**Input rows**.

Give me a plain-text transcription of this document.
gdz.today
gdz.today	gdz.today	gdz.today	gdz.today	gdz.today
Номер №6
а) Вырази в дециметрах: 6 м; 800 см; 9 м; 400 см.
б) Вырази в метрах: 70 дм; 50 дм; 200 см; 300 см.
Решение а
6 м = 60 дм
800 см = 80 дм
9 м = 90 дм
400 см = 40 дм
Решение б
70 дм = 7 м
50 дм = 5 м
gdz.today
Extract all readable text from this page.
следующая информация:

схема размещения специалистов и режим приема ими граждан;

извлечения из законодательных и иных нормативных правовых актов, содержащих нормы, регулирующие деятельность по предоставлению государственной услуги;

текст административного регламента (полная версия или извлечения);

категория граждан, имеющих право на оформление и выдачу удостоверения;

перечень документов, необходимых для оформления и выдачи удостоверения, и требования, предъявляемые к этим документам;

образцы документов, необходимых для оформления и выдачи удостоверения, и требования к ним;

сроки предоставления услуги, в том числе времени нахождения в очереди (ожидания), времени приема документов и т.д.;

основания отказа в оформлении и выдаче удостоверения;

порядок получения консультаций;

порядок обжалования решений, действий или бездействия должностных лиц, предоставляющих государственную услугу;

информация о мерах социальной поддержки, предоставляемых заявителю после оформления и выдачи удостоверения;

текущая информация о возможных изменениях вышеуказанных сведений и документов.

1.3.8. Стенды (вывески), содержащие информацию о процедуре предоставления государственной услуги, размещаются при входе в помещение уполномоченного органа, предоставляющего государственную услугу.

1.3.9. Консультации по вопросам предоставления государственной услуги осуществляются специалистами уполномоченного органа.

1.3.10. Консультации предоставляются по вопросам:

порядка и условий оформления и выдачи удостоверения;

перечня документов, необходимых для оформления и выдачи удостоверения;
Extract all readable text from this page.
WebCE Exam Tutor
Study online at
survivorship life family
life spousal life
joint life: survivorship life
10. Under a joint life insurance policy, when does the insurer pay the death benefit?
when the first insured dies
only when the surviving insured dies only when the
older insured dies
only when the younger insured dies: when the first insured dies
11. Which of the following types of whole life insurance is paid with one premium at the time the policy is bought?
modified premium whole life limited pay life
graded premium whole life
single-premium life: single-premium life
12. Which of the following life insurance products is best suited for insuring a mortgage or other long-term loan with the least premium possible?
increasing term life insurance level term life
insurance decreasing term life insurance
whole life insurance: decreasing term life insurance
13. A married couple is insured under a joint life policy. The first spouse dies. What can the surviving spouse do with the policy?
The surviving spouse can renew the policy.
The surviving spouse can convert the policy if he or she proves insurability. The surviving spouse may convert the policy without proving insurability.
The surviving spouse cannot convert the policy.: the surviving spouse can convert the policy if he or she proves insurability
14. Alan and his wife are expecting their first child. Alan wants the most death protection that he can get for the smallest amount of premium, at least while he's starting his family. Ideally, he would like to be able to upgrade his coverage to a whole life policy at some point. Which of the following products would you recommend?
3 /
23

**Stated task**.
Type the whole listing again, unaltered.

**Answer to the task**.
Give me a plain-text transcription of this document.
gdz.today
gdz.today	gdz.today	gdz.today	gdz.today	gdz.today
Номер №6
а) Вырази в дециметрах: 6 м; 800 см; 9 м; 400 см.
б) Вырази в метрах: 70 дм; 50 дм; 200 см; 300 см.
Решение а
6 м = 60 дм
800 см = 80 дм
9 м = 90 дм
400 см = 40 дм
Решение б
70 дм = 7 м
50 дм = 5 м
gdz.today
Extract all readable text from this page.
следующая информация:

схема размещения специалистов и режим приема ими граждан;

извлечения из законодательных и иных нормативных правовых актов, содержащих нормы, регулирующие деятельность по предоставлению государственной услуги;

текст административного регламента (полная версия или извлечения);

категория граждан, имеющих право на оформление и выдачу удостоверения;

перечень документов, необходимых для оформления и выдачи удостоверения, и требования, предъявляемые к этим документам;

образцы документов, необходимых для оформления и выдачи удостоверения, и требования к ним;

сроки предоставления услуги, в том числе времени нахождения в очереди (ожидания), времени приема документов и т.д.;

основания отказа в оформлении и выдаче удостоверения;

порядок получения консультаций;

порядок обжалования решений, действий или бездействия должностных лиц, предоставляющих государственную услугу;

информация о мерах социальной поддержки, предоставляемых заявителю после оформления и выдачи удостоверения;

текущая информация о возможных изменениях вышеуказанных сведений и документов.

1.3.8. Стенды (вывески), содержащие информацию о процедуре предоставления государственной услуги, размещаются при входе в помещение уполномоченного органа, предоставляющего государственную услугу.

1.3.9. Консультации по вопросам предоставления государственной услуги осуществляются специалистами уполномоченного органа.

1.3.10. Консультации предоставляются по вопросам:

порядка и условий оформления и выдачи удостоверения;

перечня документов, необходимых для оформления и выдачи удостоверения;
Extract all readable text from this page.
WebCE Exam Tutor
Study online at
survivorship life family
life spousal life
joint life: survivorship life
10. Under a joint life insurance policy, when does the insurer pay the death benefit?
when the first insured dies
only when the surviving insured dies only when the
older insured dies
only when the younger insured dies: when the first insured dies
11. Which of the following types of whole life insurance is paid with one premium at the time the policy is bought?
modified premium whole life limited pay life
graded premium whole life
single-premium life: single-premium life
12. Which of the following life insurance products is best suited for insuring a mortgage or other long-term loan with the least premium possible?
increasing term life insurance level term life
insurance decreasing term life insurance
whole life insurance: decreasing term life insurance
13. A married couple is insured under a joint life policy. The first spouse dies. What can the surviving spouse do with the policy?
The surviving spouse can renew the policy.
The surviving spouse can convert the policy if he or she proves insurability. The surviving spouse may convert the policy without proving insurability.
The surviving spouse cannot convert the policy.: the surviving spouse can convert the policy if he or she proves insurability
14. Alan and his wife are expecting their first child. Alan wants the most death protection that he can get for the smallest amount of premium, at least while he's starting his family. Ideally, he would like to be able to upgrade his coverage to a whole life policy at some point. Which of the following products would you recommend?
3 /
23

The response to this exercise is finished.